Here we are using a model which is similar to, but not identical to, the model we used to generate the data. That is to emphasize that while this technique (i.e. a linear model on log-transformed data) is not perfect, it still gets very close and is a great solution in many cases.

Fit a power law

We fit the model by log-transforming and then fitting a straightforward linear model.

bourdon_data <- tibble(longeur, obs_bourdons)

bourdon_data_log <- bourdon_data |> 
  mutate(log_longeur = log(longeur),
         log_obs_bourdons = log(obs_bourdons))


lm_pwr <- lm(log_obs_bourdons ~ log_longeur, data = bourdon_data_log)

Predict

To draw a line and confidence intervals we make predictions. However these are NOT predictions on the original data, but on a nice even sequence of values on the x-axis.
A few points to note here:

  • I take a range of x-values and then log-transform them, then transform them back. This imitates the same process that we went throught with the actual data
  • I’m using broom::augment from the broom package. It is awesome! It takes a model and a dataset, and adds the prediction to the dataset as a new set of columns. See ?broom::augment for all the details.
  • Once we have the predictions, we need to back-transform everything by exponentiating with exp(): the average response (.fitted), the lower and upper confidence intervals (.lower and .upper) and of course the x-axis values. Here i use a little function from the tidyverse to apply exp() to all columns at once. Learn more by typing vignette("colwise").
new_data <- tibble(log_longeur = log(1:25))

predictions_pwr <- broom::augment(x = lm_pwr,
                                  newdata = new_data,
                                  interval = "confidence") |>
  mutate(across(everything(), exp))

Plot

Finally we plot the transformed predictions using ggplot2:

predictions_pwr |> 
  ggplot(aes(x = log_longeur, y = .fitted)) + 
  geom_ribbon(
    aes(x = log_longeur,
        ymin = .lower,
        ymax = .upper), 
    inherit.aes = FALSE, fill = "lightgreen") + 
  geom_line() + 
  geom_count(aes(x = longeur, y = obs_bourdons), data = bourdon_data) + 
  geom_vline(xintercept = 12, lty = 2, col = "red")

......

**Tasks to carry out**
(1) List every ggplot2 function whose name begins with "geom_" that the plotting code in the power-law tutorial calls.
(2) Answer these questions from the power-law tutorial, one per line:
(a) Before the straightforward linear model is fit, what is done to the data?
(b) Which package supplies the augment function used to make predictions?
(c) At what x-value does the plot place its dashed red vertical line?
(3) Write out everything in the power-law tutorial from "bourdon_data_log <- bourdon_data" down to "data = bourdon_data_log)", word for word.

**Source material**
......

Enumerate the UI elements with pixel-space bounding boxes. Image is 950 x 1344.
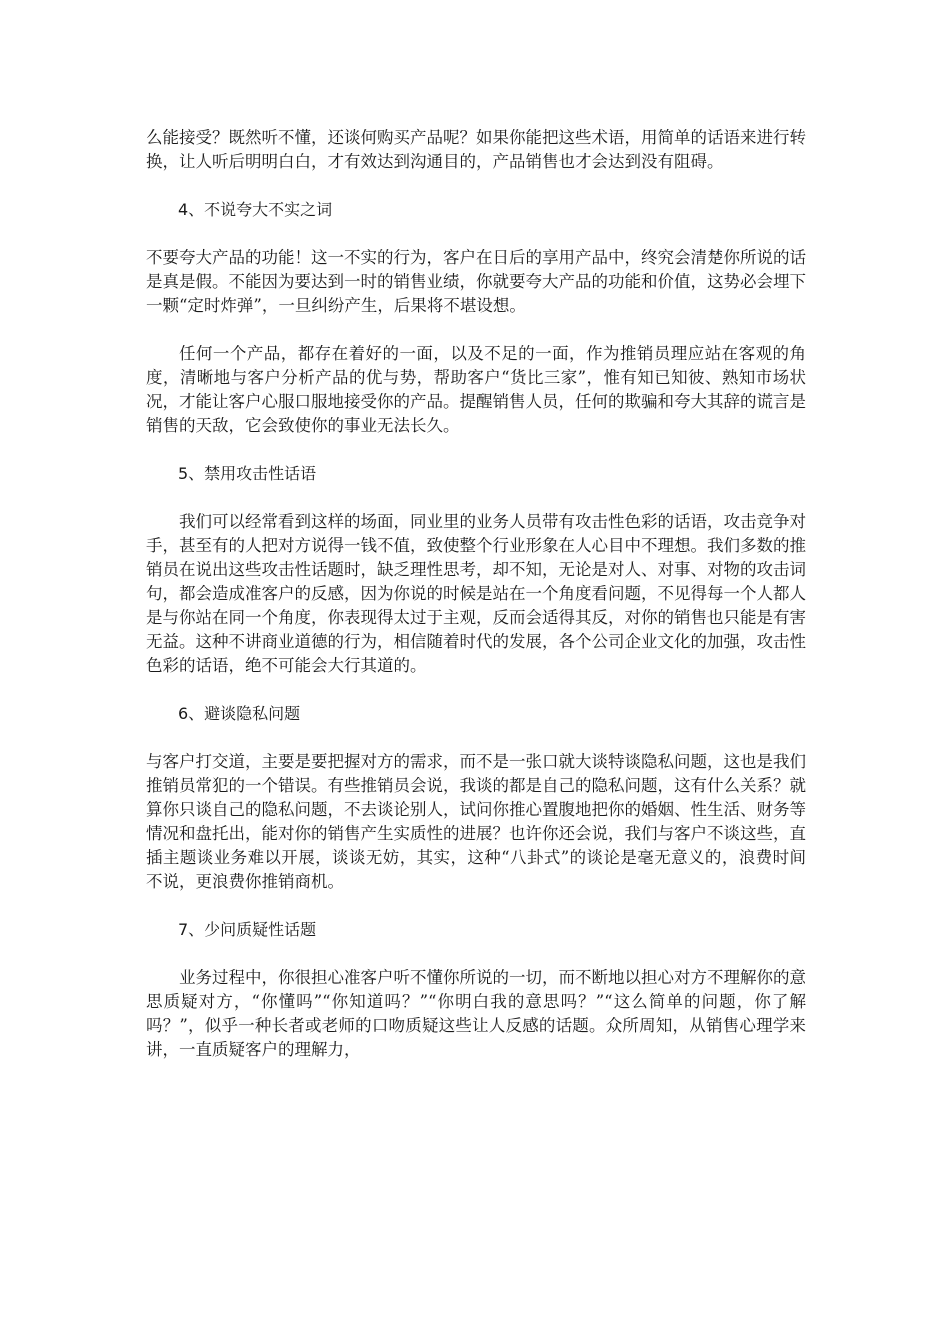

......

**Solutions per task**
(1) geom_ribbon, geom_line, geom_count, geom_vline

(2)
(a) The data are log-transformed.
(b) The broom package.
(c) 12

(3)
bourdon_data_log <- bourdon_data |> 
  mutate(log_longeur = log(longeur),
         log_obs_bourdons = log(obs_bourdons))


lm_pwr <- lm(log_obs_bourdons ~ log_longeur, data = bourdon_data_log)